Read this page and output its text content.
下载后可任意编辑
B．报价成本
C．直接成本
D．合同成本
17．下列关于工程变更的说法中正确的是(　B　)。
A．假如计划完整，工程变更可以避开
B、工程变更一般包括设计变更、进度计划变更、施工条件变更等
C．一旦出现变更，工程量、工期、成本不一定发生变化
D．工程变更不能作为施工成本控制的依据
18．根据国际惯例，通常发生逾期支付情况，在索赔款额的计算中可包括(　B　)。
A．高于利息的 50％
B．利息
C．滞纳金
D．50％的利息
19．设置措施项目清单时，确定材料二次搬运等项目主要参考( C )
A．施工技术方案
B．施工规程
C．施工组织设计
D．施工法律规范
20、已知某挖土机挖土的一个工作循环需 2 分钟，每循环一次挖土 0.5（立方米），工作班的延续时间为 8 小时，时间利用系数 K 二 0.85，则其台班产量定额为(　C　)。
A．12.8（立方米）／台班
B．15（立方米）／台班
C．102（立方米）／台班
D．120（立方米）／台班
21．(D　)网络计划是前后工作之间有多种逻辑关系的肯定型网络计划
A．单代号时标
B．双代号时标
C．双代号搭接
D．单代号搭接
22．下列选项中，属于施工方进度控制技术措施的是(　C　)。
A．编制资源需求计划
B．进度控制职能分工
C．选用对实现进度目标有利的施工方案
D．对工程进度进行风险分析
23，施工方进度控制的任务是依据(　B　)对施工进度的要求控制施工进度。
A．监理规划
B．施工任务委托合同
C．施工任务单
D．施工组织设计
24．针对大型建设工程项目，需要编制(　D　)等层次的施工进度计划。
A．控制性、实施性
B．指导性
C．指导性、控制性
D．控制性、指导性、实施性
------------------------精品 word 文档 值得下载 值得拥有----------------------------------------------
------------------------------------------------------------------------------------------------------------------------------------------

→ WRITTEN EXERCISE
Extract the entries above verbatim.

→ RESULT
Read this page and output its text content.
下载后可任意编辑
B．报价成本
C．直接成本
D．合同成本
17．下列关于工程变更的说法中正确的是(　B　)。
A．假如计划完整，工程变更可以避开
B、工程变更一般包括设计变更、进度计划变更、施工条件变更等
C．一旦出现变更，工程量、工期、成本不一定发生变化
D．工程变更不能作为施工成本控制的依据
18．根据国际惯例，通常发生逾期支付情况，在索赔款额的计算中可包括(　B　)。
A．高于利息的 50％
B．利息
C．滞纳金
D．50％的利息
19．设置措施项目清单时，确定材料二次搬运等项目主要参考( C )
A．施工技术方案
B．施工规程
C．施工组织设计
D．施工法律规范
20、已知某挖土机挖土的一个工作循环需 2 分钟，每循环一次挖土 0.5（立方米），工作班的延续时间为 8 小时，时间利用系数 K 二 0.85，则其台班产量定额为(　C　)。
A．12.8（立方米）／台班
B．15（立方米）／台班
C．102（立方米）／台班
D．120（立方米）／台班
21．(D　)网络计划是前后工作之间有多种逻辑关系的肯定型网络计划
A．单代号时标
B．双代号时标
C．双代号搭接
D．单代号搭接
22．下列选项中，属于施工方进度控制技术措施的是(　C　)。
A．编制资源需求计划
B．进度控制职能分工
C．选用对实现进度目标有利的施工方案
D．对工程进度进行风险分析
23，施工方进度控制的任务是依据(　B　)对施工进度的要求控制施工进度。
A．监理规划
B．施工任务委托合同
C．施工任务单
D．施工组织设计
24．针对大型建设工程项目，需要编制(　D　)等层次的施工进度计划。
A．控制性、实施性
B．指导性
C．指导性、控制性
D．控制性、指导性、实施性
------------------------精品 word 文档 值得下载 值得拥有----------------------------------------------
------------------------------------------------------------------------------------------------------------------------------------------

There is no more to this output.